Exercise brief -
Produce an exact copy of all the records.

===== Material for this task =====

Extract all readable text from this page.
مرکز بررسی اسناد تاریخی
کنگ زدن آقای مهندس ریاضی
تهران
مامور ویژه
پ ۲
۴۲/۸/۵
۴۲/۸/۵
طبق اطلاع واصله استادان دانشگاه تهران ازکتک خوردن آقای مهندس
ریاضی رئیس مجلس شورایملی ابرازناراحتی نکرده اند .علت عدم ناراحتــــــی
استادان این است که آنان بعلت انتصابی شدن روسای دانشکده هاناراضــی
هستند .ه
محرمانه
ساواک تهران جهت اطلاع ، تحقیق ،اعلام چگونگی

=====

Exercise output -
Extract all readable text from this page.
مرکز بررسی اسناد تاریخی
کنگ زدن آقای مهندس ریاضی
تهران
مامور ویژه
پ ۲
۴۲/۸/۵
۴۲/۸/۵
طبق اطلاع واصله استادان دانشگاه تهران ازکتک خوردن آقای مهندس
ریاضی رئیس مجلس شورایملی ابرازناراحتی نکرده اند .علت عدم ناراحتــــــی
استادان این است که آنان بعلت انتصابی شدن روسای دانشکده هاناراضــی
هستند .ه
محرمانه
ساواک تهران جهت اطلاع ، تحقیق ،اعلام چگونگی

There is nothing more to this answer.